### EXERCISE PROMPT
Look through the material and copy each line holding "GRADO".

### Dataset records
......

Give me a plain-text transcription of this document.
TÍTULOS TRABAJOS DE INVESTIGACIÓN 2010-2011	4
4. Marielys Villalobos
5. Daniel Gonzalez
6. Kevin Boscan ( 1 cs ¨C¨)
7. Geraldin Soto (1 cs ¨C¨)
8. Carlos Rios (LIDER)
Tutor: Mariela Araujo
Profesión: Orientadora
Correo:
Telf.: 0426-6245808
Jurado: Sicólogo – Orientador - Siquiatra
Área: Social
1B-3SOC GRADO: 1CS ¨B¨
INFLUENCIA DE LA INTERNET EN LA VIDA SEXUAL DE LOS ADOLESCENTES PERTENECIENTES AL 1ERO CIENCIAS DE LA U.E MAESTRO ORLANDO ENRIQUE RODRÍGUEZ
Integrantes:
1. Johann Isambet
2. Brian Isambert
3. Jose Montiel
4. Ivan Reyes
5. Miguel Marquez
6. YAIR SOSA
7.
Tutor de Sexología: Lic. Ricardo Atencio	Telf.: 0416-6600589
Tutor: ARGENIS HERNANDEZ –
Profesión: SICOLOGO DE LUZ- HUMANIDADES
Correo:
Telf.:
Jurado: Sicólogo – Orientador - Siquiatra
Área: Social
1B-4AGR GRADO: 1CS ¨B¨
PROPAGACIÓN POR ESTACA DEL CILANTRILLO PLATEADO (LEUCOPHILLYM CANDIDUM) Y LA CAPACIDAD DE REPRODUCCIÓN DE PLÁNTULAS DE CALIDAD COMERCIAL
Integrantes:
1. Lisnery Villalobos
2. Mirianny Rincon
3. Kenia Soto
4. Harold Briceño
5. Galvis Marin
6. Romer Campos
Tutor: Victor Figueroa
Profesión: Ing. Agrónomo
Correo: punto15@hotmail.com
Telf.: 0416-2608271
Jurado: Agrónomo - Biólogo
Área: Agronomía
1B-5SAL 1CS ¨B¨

......

### OUTPUT FOR THIS TASK
1B-3SOC GRADO: 1CS ¨B¨
1B-4AGR GRADO: 1CS ¨B¨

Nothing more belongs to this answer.